■ **Instructions to follow**:
Where does the string "color" appear? Copy every line of the entries below that holds it.

■ **Data shown**:
[Start]

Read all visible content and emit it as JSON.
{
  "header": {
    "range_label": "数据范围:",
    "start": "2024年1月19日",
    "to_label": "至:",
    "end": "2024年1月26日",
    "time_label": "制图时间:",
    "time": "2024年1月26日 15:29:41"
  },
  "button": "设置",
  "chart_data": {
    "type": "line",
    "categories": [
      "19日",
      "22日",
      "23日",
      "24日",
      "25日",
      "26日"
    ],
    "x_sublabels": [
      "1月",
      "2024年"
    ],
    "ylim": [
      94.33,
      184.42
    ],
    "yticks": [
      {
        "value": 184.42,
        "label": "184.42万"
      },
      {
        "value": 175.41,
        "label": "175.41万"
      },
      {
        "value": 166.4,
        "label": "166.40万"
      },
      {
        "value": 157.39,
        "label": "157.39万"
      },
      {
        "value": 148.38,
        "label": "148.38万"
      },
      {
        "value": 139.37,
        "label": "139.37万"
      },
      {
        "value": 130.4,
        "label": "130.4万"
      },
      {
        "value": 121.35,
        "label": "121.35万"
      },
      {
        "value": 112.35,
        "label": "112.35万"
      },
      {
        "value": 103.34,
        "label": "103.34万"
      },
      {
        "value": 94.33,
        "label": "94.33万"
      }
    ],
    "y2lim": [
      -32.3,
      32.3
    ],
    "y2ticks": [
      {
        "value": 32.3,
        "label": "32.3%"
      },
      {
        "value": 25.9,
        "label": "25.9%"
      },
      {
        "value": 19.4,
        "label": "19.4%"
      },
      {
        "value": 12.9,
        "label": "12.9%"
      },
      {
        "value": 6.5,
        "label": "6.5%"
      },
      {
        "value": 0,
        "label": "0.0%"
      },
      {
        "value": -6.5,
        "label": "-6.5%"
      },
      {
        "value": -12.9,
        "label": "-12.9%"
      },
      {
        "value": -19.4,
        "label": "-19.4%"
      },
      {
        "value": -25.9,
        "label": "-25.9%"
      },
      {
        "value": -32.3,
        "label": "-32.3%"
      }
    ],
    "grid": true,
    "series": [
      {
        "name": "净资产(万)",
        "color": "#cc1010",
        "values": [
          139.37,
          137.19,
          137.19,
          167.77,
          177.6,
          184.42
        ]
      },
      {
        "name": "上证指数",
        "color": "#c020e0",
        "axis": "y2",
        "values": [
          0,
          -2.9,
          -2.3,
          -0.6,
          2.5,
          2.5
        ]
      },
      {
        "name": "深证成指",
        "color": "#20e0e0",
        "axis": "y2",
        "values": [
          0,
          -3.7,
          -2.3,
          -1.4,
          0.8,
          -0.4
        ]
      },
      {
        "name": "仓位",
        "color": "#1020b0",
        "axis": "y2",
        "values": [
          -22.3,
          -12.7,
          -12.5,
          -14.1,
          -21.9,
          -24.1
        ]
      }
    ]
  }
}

[End]

■ **Task answer**:
        "color": "#cc1010",
        "color": "#c020e0",
        "color": "#20e0e0",
        "color": "#1020b0",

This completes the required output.